§ EXERCISE MATERIAL

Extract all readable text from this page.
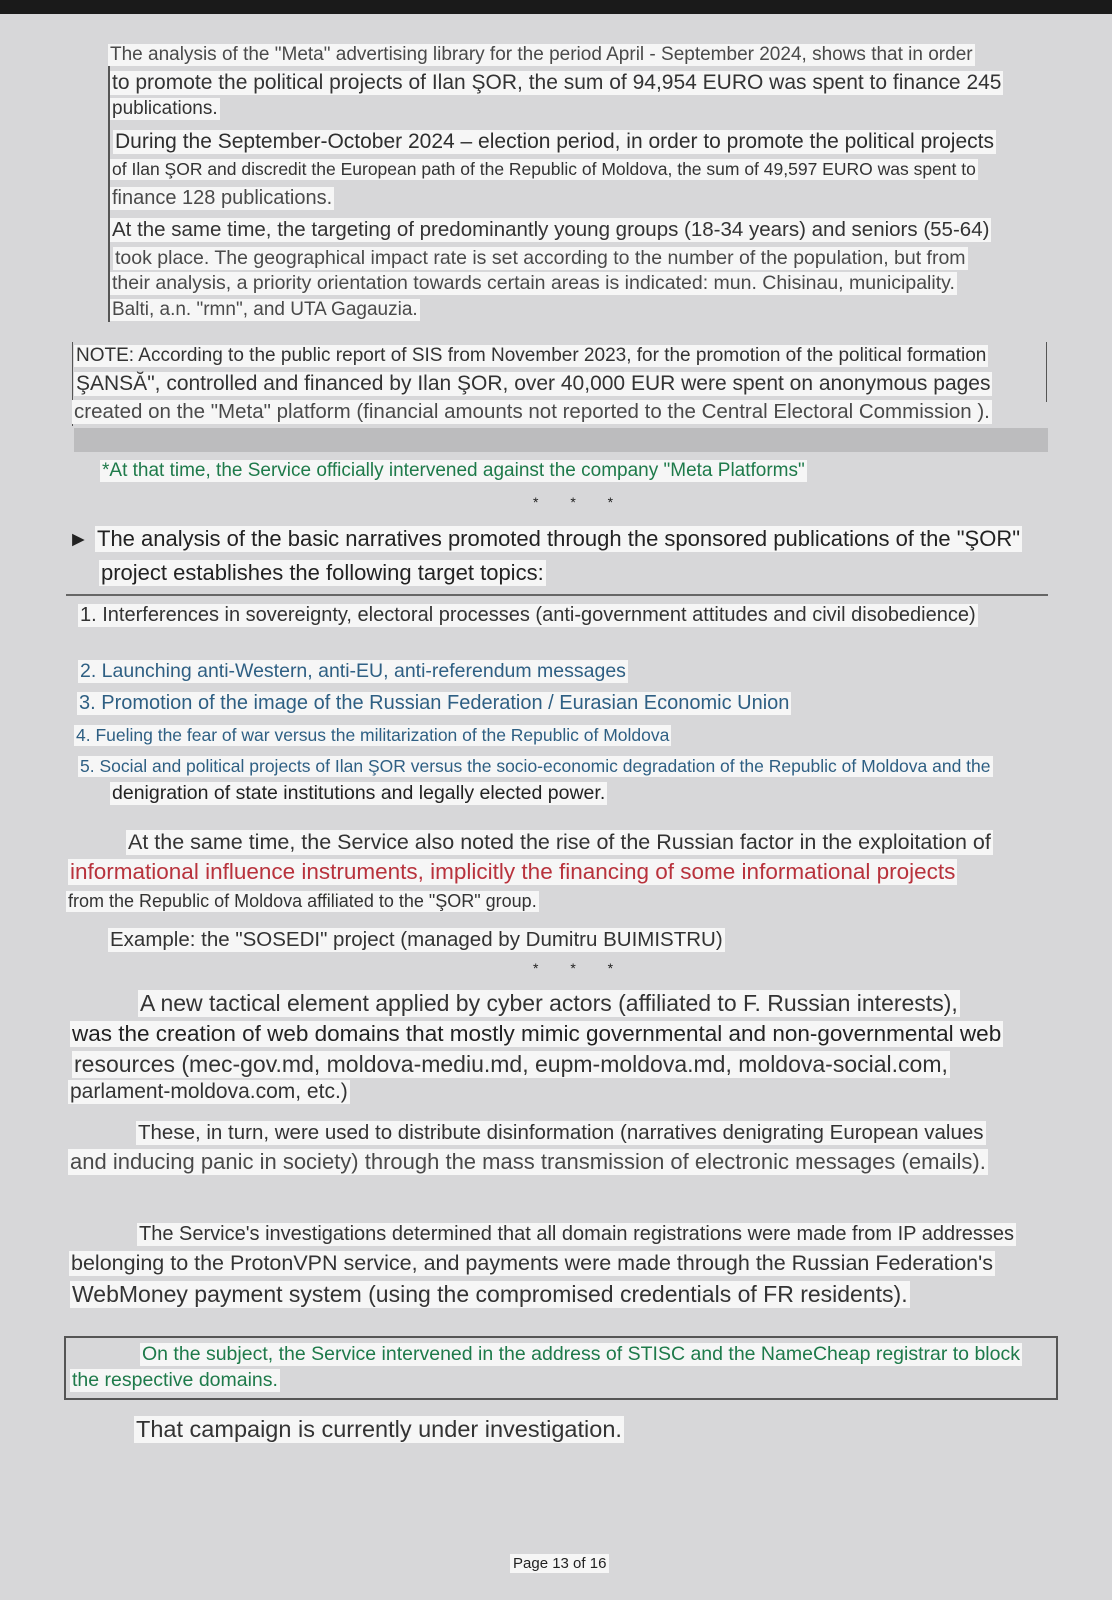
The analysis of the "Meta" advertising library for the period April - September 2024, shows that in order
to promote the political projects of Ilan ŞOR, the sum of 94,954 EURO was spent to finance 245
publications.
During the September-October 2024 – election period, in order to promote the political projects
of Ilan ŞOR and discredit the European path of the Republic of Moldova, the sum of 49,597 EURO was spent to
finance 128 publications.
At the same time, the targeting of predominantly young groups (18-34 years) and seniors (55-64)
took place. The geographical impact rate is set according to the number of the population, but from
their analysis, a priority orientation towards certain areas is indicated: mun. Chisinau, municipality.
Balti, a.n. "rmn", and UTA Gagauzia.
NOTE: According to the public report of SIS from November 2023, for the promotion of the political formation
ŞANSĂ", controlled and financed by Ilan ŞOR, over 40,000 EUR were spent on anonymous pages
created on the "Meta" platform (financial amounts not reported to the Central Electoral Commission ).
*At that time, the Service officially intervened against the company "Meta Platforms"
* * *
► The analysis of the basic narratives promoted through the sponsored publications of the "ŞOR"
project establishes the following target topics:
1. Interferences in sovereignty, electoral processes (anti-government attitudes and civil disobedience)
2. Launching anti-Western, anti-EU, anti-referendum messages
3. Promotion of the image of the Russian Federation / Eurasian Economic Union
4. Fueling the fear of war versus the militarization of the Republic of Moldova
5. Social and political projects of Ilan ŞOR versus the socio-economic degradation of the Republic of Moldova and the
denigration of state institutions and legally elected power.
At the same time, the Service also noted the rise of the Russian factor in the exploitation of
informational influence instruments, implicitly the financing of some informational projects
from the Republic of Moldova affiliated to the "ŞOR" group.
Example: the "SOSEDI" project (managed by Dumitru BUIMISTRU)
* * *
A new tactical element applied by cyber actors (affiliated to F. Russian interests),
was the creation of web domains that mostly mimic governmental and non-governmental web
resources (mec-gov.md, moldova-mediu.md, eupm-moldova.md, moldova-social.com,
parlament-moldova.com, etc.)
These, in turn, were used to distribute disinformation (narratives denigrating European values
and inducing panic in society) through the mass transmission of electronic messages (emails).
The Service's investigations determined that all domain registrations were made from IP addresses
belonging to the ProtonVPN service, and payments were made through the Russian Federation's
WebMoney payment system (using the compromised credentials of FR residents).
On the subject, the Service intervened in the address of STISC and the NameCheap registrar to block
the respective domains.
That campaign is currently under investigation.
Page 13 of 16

--

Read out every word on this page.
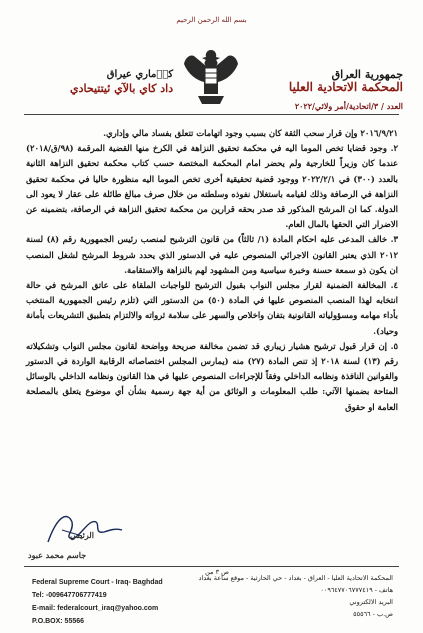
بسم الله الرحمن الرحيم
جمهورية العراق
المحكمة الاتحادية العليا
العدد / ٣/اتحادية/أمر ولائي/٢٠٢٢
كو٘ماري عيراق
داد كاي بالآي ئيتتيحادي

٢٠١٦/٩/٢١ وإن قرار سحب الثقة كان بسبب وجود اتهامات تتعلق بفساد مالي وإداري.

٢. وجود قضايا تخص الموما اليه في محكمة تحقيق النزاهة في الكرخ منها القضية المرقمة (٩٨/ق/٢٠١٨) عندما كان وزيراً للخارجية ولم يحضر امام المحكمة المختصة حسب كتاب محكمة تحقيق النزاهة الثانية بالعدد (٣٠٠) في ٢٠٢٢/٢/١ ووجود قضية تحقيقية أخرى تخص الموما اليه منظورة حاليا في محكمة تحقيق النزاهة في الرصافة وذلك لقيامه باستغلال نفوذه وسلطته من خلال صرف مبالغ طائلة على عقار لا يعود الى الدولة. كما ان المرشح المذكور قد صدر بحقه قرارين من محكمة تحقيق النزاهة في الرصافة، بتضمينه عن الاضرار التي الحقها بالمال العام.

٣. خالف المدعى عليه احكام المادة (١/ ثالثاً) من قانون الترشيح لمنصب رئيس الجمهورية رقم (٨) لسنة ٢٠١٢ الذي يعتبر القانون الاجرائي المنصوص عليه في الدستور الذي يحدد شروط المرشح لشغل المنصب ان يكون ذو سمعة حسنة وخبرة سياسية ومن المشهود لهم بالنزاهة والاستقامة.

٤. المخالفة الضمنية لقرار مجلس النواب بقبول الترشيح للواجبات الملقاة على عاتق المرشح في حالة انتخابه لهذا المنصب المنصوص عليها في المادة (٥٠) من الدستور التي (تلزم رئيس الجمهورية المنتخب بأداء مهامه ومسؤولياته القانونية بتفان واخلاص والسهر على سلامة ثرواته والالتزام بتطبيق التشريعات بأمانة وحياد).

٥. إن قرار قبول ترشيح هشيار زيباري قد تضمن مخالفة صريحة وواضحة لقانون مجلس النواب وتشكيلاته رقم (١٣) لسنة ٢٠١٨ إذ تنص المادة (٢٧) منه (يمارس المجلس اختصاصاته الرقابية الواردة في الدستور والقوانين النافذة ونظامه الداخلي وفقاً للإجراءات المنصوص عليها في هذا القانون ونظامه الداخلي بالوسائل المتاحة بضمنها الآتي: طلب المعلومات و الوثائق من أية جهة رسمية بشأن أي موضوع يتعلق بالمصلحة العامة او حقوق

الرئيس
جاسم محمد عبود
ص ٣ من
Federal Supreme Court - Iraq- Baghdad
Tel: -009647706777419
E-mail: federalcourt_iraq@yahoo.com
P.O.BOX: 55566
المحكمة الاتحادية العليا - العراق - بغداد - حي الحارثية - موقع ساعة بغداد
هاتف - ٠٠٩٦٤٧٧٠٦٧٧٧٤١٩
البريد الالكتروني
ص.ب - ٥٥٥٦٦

* * *

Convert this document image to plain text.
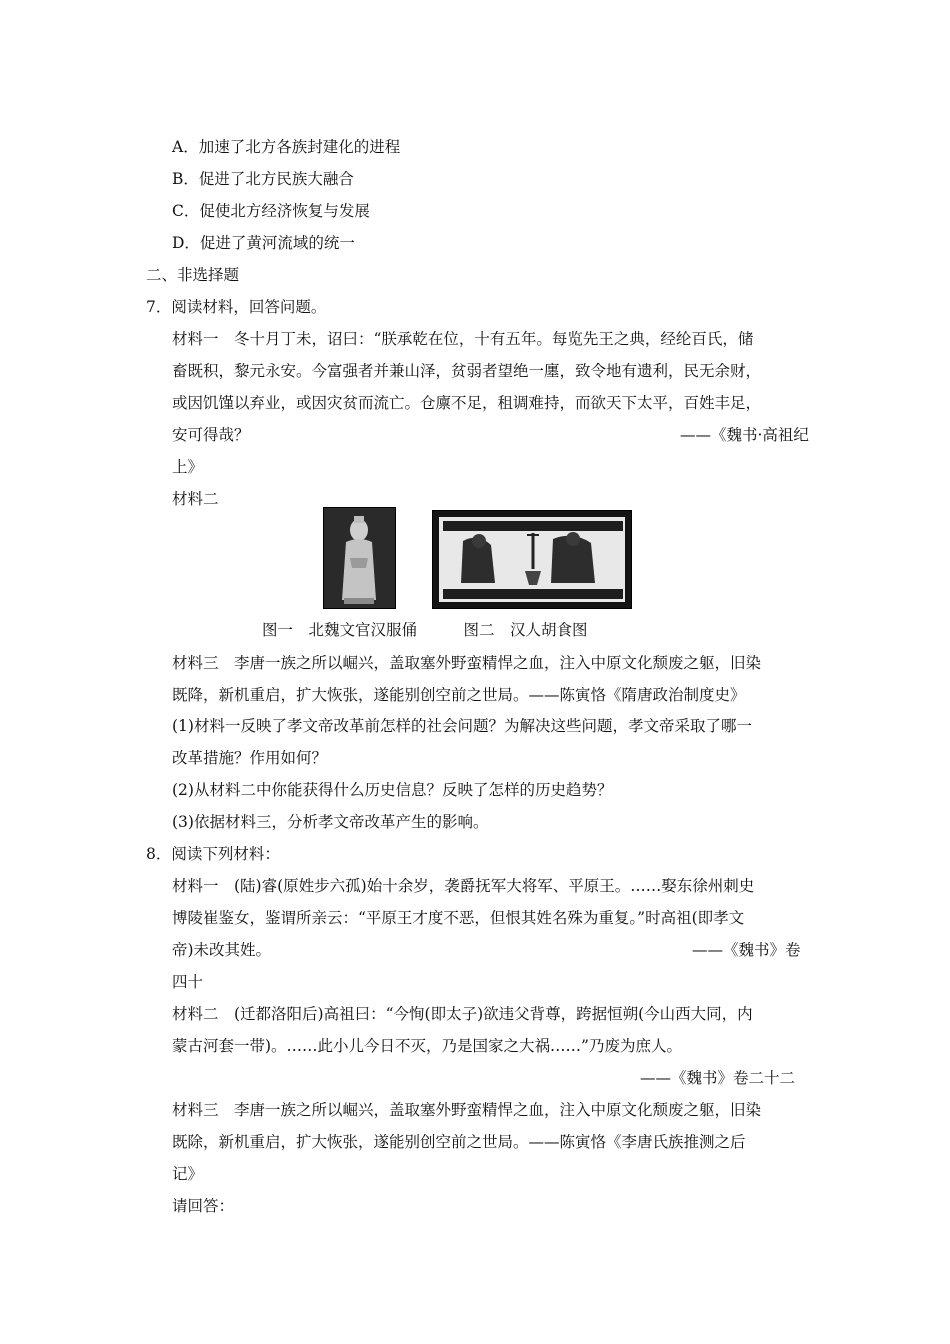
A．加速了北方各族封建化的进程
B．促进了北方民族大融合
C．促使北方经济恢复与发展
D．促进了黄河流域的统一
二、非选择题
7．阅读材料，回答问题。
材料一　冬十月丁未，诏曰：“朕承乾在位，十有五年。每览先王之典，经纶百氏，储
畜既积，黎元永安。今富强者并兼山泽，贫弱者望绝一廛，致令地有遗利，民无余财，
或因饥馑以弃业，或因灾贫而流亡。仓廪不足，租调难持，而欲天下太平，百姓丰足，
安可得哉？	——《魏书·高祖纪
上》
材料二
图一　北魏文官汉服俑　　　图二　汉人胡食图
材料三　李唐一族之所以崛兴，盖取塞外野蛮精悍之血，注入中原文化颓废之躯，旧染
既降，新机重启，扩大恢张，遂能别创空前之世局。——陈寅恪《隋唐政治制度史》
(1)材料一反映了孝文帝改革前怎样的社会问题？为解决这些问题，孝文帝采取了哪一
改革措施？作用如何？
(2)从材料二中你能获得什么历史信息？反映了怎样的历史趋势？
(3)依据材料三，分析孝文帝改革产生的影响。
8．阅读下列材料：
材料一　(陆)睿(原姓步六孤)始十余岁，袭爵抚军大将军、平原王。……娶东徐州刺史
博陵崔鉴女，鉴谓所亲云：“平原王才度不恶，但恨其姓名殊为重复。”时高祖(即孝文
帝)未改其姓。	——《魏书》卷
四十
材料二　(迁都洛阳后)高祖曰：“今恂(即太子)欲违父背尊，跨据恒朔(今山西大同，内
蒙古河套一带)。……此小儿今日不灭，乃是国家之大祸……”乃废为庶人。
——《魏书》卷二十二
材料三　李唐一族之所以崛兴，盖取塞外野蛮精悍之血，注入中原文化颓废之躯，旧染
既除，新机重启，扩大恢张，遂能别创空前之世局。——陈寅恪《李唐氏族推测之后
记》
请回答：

§ WHAT YOU ARE ASKED TO DO
Extract each line from the listing that holds the word "through".

§ SOLVED PROBLEM
► The analysis of the basic narratives promoted through the sponsored publications of the "ŞOR"
and inducing panic in society) through the mass transmission of electronic messages (emails).
belonging to the ProtonVPN service, and payments were made through the Russian Federation's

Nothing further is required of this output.